Task instructions – Copy out the lines that have "this" in them.

[Start]

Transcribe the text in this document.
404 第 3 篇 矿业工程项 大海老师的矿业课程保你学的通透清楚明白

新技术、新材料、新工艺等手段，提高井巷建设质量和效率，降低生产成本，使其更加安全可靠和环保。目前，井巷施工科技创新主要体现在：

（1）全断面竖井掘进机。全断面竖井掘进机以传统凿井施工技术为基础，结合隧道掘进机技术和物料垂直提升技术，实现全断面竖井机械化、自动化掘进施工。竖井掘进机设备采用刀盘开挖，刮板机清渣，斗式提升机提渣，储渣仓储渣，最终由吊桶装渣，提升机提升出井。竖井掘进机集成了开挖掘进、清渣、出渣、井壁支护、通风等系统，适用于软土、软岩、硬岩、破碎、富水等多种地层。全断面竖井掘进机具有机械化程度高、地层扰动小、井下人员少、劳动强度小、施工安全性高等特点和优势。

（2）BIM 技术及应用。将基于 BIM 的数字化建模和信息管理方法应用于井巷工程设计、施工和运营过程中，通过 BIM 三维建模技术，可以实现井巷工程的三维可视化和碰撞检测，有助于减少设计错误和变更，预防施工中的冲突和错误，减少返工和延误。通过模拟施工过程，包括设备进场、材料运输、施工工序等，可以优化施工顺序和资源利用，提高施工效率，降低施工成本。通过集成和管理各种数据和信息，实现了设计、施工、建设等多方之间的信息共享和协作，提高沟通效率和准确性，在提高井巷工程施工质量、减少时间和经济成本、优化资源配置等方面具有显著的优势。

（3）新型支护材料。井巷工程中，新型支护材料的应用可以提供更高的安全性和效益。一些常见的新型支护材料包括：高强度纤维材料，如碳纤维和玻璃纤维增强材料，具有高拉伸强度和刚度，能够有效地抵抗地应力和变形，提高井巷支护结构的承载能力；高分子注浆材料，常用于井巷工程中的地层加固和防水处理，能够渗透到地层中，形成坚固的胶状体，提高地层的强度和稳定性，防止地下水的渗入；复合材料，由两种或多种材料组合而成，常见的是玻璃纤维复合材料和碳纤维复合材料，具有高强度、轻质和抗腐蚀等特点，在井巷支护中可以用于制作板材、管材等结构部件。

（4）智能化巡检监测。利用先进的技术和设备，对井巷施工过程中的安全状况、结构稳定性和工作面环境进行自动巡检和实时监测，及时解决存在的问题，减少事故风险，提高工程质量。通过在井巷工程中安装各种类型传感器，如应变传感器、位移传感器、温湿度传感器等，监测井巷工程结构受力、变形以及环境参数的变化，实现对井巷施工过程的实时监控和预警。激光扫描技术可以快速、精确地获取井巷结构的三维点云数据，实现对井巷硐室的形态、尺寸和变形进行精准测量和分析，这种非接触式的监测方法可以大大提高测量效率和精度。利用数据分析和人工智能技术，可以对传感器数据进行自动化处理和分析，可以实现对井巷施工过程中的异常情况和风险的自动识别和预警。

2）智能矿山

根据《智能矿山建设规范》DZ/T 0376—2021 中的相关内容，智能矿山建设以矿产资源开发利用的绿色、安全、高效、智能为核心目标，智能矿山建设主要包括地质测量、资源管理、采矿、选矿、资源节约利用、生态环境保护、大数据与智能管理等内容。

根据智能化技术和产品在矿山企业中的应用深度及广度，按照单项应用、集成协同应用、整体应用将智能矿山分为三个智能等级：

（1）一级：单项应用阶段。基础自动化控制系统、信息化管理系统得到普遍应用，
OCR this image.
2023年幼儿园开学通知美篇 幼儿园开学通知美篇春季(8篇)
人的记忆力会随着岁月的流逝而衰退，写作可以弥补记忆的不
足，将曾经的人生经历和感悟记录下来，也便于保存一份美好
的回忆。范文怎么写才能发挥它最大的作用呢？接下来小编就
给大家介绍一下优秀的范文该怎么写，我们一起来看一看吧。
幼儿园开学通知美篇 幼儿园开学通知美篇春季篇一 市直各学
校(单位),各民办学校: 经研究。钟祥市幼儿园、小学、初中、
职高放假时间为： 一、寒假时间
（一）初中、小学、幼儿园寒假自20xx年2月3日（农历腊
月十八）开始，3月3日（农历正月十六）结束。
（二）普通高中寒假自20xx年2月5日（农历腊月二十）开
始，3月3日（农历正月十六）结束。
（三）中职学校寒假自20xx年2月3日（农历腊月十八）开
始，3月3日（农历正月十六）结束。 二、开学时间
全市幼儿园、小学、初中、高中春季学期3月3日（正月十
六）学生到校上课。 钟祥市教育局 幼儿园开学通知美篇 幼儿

[End]

Task output –
Transcribe the text in this document.
OCR this image.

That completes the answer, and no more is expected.